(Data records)
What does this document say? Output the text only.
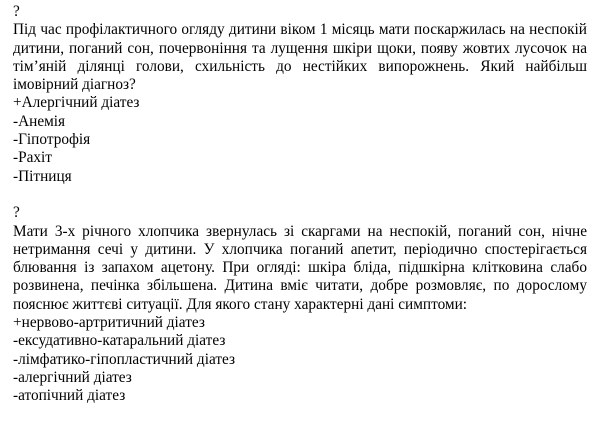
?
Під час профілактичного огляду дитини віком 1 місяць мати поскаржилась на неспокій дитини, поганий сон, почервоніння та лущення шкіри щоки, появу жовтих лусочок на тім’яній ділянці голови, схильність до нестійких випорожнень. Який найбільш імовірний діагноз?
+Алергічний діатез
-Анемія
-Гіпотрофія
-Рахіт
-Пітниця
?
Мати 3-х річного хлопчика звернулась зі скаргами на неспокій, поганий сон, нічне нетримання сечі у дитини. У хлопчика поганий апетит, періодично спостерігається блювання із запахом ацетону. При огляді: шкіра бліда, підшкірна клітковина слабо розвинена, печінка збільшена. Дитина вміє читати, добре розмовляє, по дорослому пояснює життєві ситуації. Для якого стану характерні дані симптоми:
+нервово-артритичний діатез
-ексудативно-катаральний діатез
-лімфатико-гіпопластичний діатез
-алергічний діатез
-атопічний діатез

Do this
Repeat verbatim all the material, but not the pictures.

Output of the exercise
What does this document say? Output the text only.
?
Під час профілактичного огляду дитини віком 1 місяць мати поскаржилась на неспокій дитини, поганий сон, почервоніння та лущення шкіри щоки, появу жовтих лусочок на тім’яній ділянці голови, схильність до нестійких випорожнень. Який найбільш імовірний діагноз?
+Алергічний діатез
-Анемія
-Гіпотрофія
-Рахіт
-Пітниця
?
Мати 3-х річного хлопчика звернулась зі скаргами на неспокій, поганий сон, нічне нетримання сечі у дитини. У хлопчика поганий апетит, періодично спостерігається блювання із запахом ацетону. При огляді: шкіра бліда, підшкірна клітковина слабо розвинена, печінка збільшена. Дитина вміє читати, добре розмовляє, по дорослому пояснює життєві ситуації. Для якого стану характерні дані симптоми:
+нервово-артритичний діатез
-ексудативно-катаральний діатез
-лімфатико-гіпопластичний діатез
-алергічний діатез
-атопічний діатез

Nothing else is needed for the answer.